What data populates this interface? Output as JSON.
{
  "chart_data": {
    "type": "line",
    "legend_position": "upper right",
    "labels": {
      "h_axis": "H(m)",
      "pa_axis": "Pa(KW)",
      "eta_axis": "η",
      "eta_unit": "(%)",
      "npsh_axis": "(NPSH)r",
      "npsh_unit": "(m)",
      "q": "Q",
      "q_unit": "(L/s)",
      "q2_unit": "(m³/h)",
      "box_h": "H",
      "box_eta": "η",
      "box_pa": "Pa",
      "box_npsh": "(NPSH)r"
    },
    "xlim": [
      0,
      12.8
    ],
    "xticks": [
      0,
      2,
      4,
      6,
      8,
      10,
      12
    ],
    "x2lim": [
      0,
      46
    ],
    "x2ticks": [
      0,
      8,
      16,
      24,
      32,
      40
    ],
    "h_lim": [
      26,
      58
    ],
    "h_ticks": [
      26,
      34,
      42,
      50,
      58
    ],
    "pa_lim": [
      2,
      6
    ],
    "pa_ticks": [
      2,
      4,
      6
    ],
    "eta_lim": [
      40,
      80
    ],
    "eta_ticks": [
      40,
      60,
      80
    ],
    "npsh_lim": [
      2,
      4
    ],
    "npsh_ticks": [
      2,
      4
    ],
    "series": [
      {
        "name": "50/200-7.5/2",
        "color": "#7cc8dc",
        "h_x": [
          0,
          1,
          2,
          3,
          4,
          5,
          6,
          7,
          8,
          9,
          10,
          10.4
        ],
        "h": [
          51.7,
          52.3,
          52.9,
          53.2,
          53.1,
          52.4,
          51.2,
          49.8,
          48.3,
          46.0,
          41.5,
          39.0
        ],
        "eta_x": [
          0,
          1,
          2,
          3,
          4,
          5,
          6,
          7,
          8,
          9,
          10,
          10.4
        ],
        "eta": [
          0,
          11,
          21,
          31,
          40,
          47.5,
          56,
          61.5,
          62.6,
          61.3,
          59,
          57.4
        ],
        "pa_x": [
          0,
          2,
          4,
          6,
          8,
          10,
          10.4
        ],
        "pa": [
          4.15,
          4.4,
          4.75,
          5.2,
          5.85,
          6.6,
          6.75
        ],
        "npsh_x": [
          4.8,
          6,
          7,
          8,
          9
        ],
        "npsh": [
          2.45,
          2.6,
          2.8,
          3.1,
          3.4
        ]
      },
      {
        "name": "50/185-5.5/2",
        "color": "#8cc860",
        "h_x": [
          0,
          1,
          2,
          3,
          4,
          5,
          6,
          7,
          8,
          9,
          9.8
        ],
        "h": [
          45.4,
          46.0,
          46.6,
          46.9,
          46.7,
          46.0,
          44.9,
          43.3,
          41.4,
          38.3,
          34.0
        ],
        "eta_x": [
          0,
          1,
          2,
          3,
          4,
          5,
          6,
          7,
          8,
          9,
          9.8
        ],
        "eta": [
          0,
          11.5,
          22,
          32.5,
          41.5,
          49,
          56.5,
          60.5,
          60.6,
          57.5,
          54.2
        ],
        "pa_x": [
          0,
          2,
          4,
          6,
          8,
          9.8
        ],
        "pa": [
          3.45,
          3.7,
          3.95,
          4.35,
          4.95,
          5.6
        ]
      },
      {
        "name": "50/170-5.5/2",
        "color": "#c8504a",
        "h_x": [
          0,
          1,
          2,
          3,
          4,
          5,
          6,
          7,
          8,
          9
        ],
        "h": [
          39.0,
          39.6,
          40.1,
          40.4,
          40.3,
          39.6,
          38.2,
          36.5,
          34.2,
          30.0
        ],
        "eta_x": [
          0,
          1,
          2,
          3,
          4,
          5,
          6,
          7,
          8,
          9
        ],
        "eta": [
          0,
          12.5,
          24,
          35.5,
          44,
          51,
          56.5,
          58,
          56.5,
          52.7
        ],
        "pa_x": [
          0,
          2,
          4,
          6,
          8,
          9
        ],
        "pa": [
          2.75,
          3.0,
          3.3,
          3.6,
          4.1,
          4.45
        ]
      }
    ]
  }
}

_ _ _ _ _ _ _

** EXERCISE **
From the records above, extract everything verbatim.

** RESULT FOR THIS EXERCISE **
What data populates this interface? Output as JSON.
{
  "chart_data": {
    "type": "line",
    "legend_position": "upper right",
    "labels": {
      "h_axis": "H(m)",
      "pa_axis": "Pa(KW)",
      "eta_axis": "η",
      "eta_unit": "(%)",
      "npsh_axis": "(NPSH)r",
      "npsh_unit": "(m)",
      "q": "Q",
      "q_unit": "(L/s)",
      "q2_unit": "(m³/h)",
      "box_h": "H",
      "box_eta": "η",
      "box_pa": "Pa",
      "box_npsh": "(NPSH)r"
    },
    "xlim": [
      0,
      12.8
    ],
    "xticks": [
      0,
      2,
      4,
      6,
      8,
      10,
      12
    ],
    "x2lim": [
      0,
      46
    ],
    "x2ticks": [
      0,
      8,
      16,
      24,
      32,
      40
    ],
    "h_lim": [
      26,
      58
    ],
    "h_ticks": [
      26,
      34,
      42,
      50,
      58
    ],
    "pa_lim": [
      2,
      6
    ],
    "pa_ticks": [
      2,
      4,
      6
    ],
    "eta_lim": [
      40,
      80
    ],
    "eta_ticks": [
      40,
      60,
      80
    ],
    "npsh_lim": [
      2,
      4
    ],
    "npsh_ticks": [
      2,
      4
    ],
    "series": [
      {
        "name": "50/200-7.5/2",
        "color": "#7cc8dc",
        "h_x": [
          0,
          1,
          2,
          3,
          4,
          5,
          6,
          7,
          8,
          9,
          10,
          10.4
        ],
        "h": [
          51.7,
          52.3,
          52.9,
          53.2,
          53.1,
          52.4,
          51.2,
          49.8,
          48.3,
          46.0,
          41.5,
          39.0
        ],
        "eta_x": [
          0,
          1,
          2,
          3,
          4,
          5,
          6,
          7,
          8,
          9,
          10,
          10.4
        ],
        "eta": [
          0,
          11,
          21,
          31,
          40,
          47.5,
          56,
          61.5,
          62.6,
          61.3,
          59,
          57.4
        ],
        "pa_x": [
          0,
          2,
          4,
          6,
          8,
          10,
          10.4
        ],
        "pa": [
          4.15,
          4.4,
          4.75,
          5.2,
          5.85,
          6.6,
          6.75
        ],
        "npsh_x": [
          4.8,
          6,
          7,
          8,
          9
        ],
        "npsh": [
          2.45,
          2.6,
          2.8,
          3.1,
          3.4
        ]
      },
      {
        "name": "50/185-5.5/2",
        "color": "#8cc860",
        "h_x": [
          0,
          1,
          2,
          3,
          4,
          5,
          6,
          7,
          8,
          9,
          9.8
        ],
        "h": [
          45.4,
          46.0,
          46.6,
          46.9,
          46.7,
          46.0,
          44.9,
          43.3,
          41.4,
          38.3,
          34.0
        ],
        "eta_x": [
          0,
          1,
          2,
          3,
          4,
          5,
          6,
          7,
          8,
          9,
          9.8
        ],
        "eta": [
          0,
          11.5,
          22,
          32.5,
          41.5,
          49,
          56.5,
          60.5,
          60.6,
          57.5,
          54.2
        ],
        "pa_x": [
          0,
          2,
          4,
          6,
          8,
          9.8
        ],
        "pa": [
          3.45,
          3.7,
          3.95,
          4.35,
          4.95,
          5.6
        ]
      },
      {
        "name": "50/170-5.5/2",
        "color": "#c8504a",
        "h_x": [
          0,
          1,
          2,
          3,
          4,
          5,
          6,
          7,
          8,
          9
        ],
        "h": [
          39.0,
          39.6,
          40.1,
          40.4,
          40.3,
          39.6,
          38.2,
          36.5,
          34.2,
          30.0
        ],
        "eta_x": [
          0,
          1,
          2,
          3,
          4,
          5,
          6,
          7,
          8,
          9
        ],
        "eta": [
          0,
          12.5,
          24,
          35.5,
          44,
          51,
          56.5,
          58,
          56.5,
          52.7
        ],
        "pa_x": [
          0,
          2,
          4,
          6,
          8,
          9
        ],
        "pa": [
          2.75,
          3.0,
          3.3,
          3.6,
          4.1,
          4.45
        ]
      }
    ]
  }
}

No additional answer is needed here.